Work through the data line by line, gathering every line that has the word "type".
***
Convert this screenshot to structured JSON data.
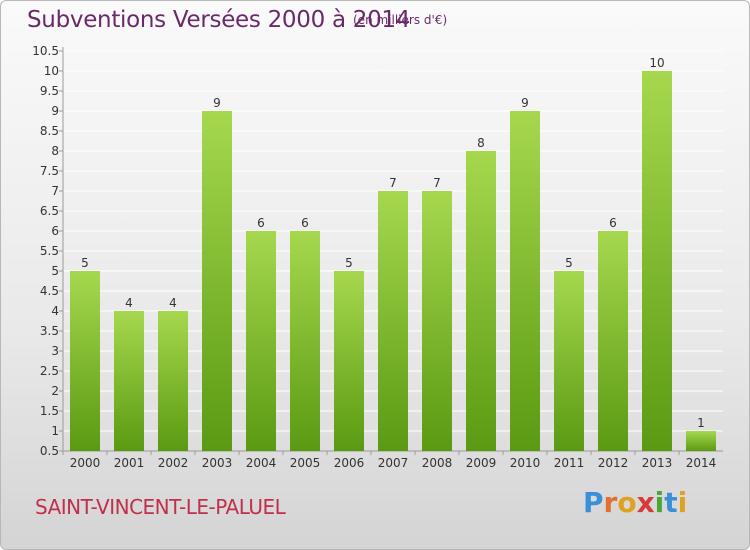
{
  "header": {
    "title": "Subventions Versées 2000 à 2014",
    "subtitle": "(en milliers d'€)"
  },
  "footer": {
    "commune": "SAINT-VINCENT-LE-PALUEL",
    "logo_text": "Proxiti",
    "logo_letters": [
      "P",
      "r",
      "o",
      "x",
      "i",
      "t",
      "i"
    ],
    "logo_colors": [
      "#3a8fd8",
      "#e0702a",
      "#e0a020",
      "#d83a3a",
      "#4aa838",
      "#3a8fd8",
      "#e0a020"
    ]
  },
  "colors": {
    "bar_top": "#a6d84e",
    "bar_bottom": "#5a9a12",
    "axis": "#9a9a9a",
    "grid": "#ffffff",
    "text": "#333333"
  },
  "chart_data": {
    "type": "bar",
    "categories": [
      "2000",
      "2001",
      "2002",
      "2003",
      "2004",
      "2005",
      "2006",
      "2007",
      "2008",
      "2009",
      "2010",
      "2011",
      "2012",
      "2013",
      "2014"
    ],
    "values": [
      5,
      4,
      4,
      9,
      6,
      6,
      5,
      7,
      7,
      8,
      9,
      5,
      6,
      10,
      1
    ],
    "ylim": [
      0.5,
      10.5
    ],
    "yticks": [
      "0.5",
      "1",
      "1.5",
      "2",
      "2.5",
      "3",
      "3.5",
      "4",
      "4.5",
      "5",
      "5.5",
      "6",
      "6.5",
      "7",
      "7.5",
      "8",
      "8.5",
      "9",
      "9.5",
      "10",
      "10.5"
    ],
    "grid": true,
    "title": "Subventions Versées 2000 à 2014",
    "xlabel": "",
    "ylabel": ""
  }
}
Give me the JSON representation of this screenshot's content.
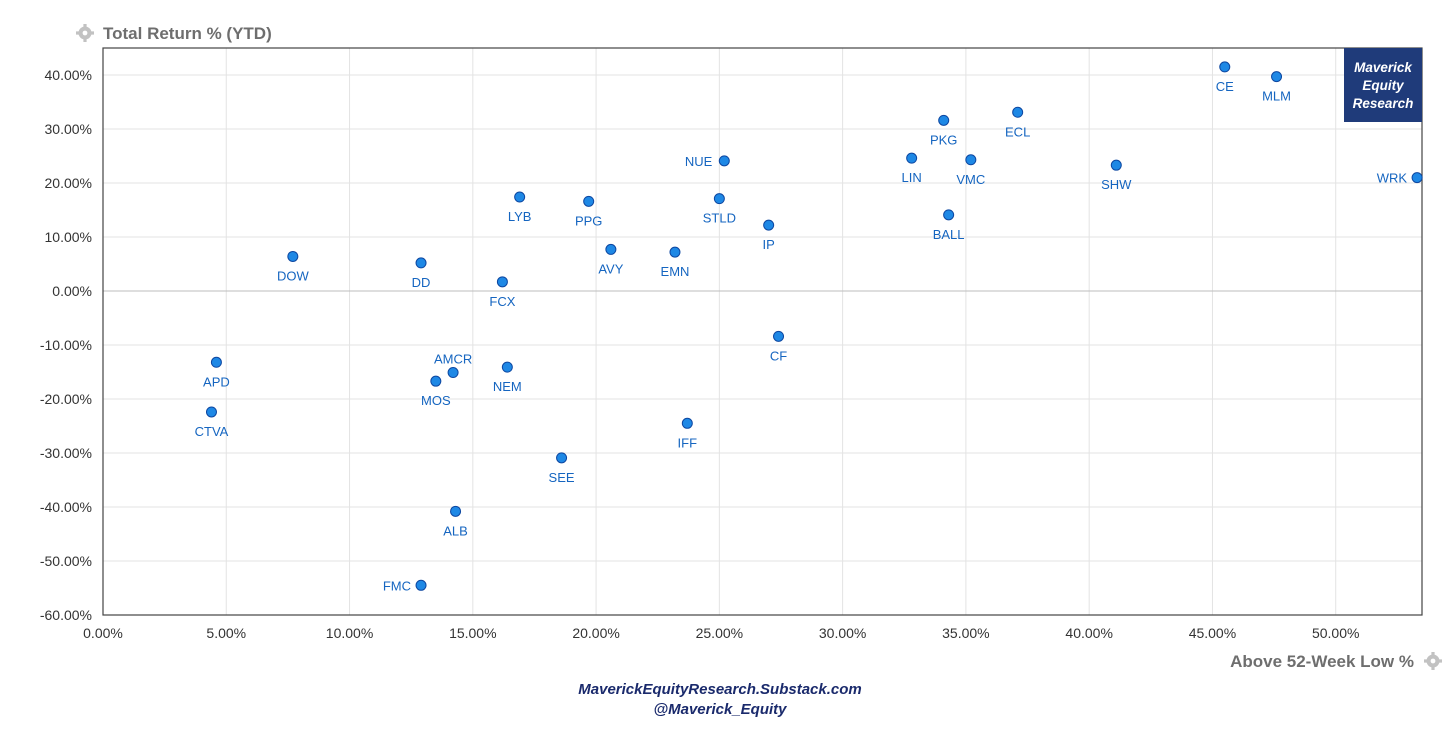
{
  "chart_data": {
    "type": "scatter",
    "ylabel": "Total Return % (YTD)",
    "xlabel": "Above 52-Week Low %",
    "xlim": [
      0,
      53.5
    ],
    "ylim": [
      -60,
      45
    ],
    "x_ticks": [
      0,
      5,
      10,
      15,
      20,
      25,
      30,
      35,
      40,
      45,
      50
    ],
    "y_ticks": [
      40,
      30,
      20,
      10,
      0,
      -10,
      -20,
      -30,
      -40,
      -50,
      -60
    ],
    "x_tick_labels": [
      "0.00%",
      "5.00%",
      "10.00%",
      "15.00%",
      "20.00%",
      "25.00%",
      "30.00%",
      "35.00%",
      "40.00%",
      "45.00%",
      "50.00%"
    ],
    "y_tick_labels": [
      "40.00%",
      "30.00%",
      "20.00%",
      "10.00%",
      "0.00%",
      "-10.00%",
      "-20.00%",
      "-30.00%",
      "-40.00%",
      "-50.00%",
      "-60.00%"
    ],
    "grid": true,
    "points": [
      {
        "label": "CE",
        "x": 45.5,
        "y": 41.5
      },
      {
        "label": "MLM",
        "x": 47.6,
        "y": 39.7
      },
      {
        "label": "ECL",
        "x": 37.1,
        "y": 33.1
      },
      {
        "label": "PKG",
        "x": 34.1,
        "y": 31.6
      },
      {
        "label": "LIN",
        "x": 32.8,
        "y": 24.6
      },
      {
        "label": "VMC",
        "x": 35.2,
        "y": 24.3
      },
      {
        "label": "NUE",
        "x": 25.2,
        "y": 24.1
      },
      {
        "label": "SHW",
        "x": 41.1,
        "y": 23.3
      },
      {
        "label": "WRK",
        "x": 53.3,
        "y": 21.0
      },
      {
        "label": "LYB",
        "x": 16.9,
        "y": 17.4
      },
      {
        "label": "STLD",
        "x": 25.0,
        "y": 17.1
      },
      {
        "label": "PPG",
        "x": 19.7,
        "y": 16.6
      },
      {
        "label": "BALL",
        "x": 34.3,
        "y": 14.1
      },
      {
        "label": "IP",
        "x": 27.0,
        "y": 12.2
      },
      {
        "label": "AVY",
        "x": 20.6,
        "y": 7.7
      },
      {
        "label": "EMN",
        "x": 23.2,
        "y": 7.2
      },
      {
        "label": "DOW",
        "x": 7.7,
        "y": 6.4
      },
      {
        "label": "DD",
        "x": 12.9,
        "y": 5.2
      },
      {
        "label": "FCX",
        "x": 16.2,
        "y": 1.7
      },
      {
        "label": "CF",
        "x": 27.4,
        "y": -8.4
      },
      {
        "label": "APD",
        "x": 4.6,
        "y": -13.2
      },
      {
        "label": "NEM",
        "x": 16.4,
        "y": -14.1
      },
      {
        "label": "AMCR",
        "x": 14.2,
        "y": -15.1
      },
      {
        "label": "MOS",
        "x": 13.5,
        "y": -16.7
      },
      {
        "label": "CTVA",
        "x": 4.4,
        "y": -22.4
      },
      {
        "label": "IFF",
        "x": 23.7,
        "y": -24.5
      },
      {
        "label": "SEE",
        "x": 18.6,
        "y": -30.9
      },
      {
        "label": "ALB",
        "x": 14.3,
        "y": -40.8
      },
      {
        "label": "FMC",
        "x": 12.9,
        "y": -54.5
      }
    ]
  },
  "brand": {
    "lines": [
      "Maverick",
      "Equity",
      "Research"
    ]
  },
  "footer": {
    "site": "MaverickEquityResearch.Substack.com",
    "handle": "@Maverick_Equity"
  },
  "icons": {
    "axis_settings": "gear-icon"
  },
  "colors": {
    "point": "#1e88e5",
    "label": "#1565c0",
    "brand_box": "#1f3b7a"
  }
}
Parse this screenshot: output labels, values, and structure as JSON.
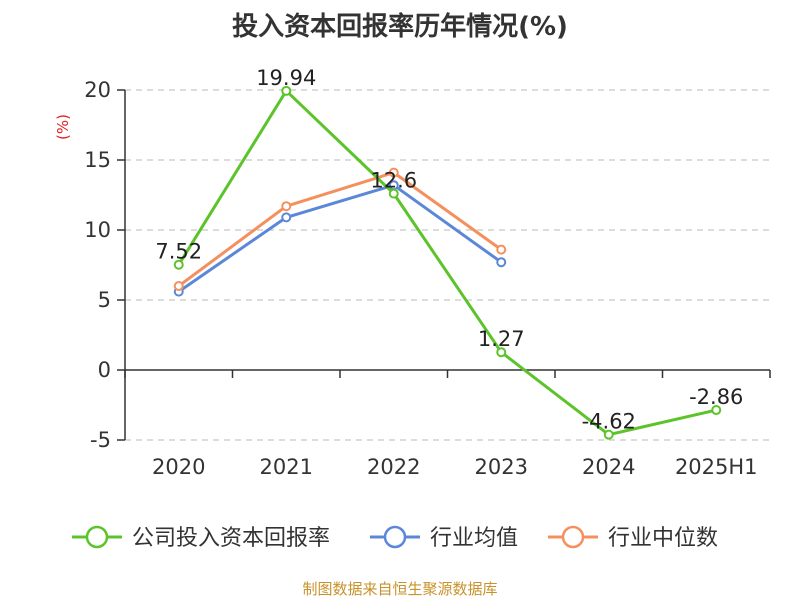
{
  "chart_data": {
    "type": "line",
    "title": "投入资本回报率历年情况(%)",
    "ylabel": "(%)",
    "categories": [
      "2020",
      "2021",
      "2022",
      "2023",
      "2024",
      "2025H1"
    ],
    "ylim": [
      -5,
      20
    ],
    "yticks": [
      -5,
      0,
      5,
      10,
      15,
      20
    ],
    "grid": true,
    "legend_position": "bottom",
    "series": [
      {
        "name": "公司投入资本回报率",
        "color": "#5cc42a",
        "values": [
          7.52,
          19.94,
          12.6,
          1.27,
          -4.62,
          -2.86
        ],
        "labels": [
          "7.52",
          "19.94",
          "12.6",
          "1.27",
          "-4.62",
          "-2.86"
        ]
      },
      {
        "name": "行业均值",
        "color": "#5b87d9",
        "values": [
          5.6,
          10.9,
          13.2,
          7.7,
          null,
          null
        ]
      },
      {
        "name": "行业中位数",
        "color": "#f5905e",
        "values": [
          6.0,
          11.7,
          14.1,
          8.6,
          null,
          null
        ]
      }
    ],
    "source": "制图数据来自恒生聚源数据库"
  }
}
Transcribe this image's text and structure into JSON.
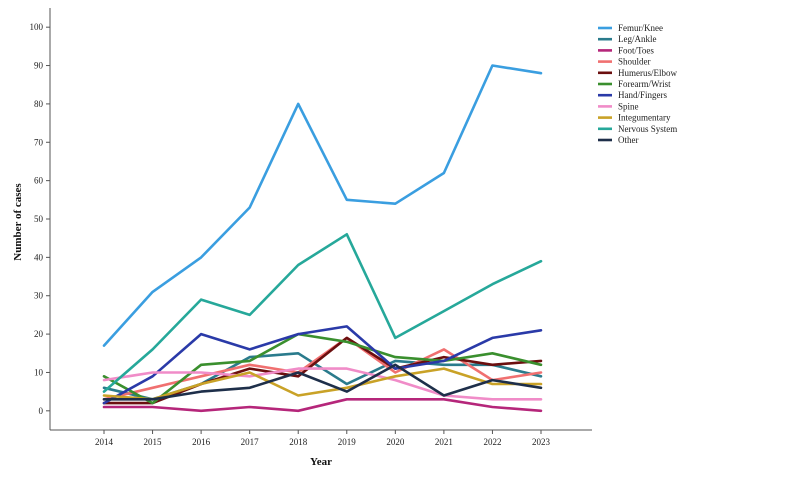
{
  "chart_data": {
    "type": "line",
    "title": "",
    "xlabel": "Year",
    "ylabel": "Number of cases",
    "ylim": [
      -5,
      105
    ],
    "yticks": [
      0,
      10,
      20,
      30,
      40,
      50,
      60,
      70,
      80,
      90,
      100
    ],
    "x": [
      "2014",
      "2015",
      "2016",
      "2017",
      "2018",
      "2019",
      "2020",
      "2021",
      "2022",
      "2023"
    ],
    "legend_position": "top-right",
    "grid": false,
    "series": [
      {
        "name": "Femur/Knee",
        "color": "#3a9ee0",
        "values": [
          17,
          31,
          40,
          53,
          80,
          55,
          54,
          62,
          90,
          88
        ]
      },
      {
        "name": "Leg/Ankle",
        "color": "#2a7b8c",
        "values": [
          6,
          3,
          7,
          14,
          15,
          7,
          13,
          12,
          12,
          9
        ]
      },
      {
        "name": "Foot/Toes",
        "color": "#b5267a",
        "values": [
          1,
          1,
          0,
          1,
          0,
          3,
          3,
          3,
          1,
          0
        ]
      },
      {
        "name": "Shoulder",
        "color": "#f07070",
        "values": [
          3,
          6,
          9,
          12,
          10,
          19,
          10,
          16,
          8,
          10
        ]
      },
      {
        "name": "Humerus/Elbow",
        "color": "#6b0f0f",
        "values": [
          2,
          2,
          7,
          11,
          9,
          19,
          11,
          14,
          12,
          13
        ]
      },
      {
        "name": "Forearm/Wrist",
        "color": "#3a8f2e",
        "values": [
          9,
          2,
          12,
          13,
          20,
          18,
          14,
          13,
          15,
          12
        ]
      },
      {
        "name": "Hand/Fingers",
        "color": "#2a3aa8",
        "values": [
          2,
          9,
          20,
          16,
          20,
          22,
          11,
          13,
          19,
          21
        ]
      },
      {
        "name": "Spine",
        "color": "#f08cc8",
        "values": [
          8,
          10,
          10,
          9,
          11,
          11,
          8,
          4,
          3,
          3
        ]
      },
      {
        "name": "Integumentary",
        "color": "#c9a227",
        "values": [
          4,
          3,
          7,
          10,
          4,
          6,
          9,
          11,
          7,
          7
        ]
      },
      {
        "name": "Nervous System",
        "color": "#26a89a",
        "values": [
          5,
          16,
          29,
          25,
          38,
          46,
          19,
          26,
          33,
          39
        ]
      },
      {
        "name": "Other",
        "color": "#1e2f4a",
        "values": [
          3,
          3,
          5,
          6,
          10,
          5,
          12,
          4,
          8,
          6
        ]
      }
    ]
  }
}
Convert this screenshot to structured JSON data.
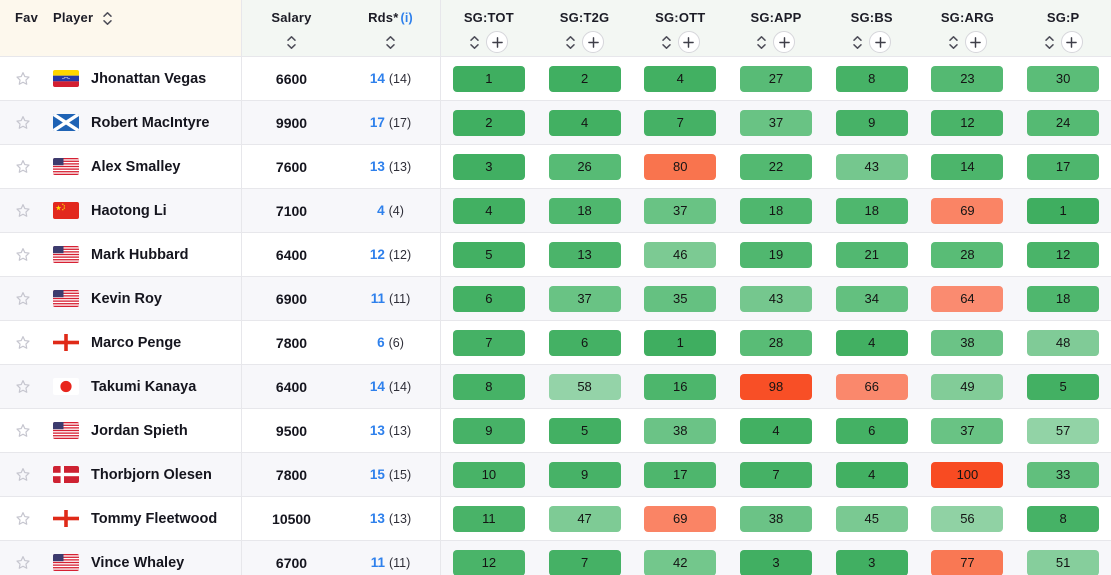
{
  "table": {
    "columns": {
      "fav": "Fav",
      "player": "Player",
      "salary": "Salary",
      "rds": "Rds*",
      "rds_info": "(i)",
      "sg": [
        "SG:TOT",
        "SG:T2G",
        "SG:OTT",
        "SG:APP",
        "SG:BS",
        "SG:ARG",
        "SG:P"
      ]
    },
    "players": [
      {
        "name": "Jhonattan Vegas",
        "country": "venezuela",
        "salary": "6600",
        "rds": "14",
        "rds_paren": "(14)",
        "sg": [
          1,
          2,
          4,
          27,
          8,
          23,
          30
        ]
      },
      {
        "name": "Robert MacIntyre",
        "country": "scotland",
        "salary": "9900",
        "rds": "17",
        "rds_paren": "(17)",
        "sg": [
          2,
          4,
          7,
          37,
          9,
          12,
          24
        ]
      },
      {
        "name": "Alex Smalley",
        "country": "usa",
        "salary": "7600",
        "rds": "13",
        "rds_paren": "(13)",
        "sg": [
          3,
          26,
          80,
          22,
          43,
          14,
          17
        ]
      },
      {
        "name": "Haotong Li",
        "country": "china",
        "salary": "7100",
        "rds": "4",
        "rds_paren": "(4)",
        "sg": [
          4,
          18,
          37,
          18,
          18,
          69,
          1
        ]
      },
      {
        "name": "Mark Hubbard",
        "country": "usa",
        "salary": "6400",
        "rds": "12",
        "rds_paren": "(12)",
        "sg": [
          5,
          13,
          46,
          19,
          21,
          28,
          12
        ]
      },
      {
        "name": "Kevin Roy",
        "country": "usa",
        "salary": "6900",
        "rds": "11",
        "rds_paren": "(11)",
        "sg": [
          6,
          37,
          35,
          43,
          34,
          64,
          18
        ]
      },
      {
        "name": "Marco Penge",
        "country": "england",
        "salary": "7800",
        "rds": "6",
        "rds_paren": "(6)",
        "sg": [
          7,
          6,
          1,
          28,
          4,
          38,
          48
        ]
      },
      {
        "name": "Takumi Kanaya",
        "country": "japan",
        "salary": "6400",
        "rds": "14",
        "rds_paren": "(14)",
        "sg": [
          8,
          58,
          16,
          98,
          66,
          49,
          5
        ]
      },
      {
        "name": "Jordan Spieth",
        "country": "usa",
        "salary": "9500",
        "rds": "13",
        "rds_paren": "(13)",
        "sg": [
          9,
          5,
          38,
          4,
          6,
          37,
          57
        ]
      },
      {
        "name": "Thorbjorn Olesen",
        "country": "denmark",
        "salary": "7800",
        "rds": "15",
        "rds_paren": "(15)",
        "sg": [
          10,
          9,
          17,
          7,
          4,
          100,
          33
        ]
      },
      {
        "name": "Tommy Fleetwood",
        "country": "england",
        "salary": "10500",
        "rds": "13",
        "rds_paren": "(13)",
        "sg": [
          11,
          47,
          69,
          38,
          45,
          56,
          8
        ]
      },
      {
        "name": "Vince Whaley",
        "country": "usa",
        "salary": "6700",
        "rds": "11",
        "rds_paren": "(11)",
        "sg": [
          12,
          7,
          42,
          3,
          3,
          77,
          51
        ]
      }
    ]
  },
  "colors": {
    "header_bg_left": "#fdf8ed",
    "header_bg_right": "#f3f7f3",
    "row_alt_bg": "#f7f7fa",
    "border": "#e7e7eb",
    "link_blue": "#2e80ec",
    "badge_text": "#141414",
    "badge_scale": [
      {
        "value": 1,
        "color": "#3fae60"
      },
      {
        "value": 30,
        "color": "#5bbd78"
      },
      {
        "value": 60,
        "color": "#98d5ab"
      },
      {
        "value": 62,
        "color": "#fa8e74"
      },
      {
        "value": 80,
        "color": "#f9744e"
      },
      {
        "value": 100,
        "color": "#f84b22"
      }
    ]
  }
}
***
▶ Finished task:
    "type": "bar",
    "type": "scatter",
    "type": "line",
    "type": "line",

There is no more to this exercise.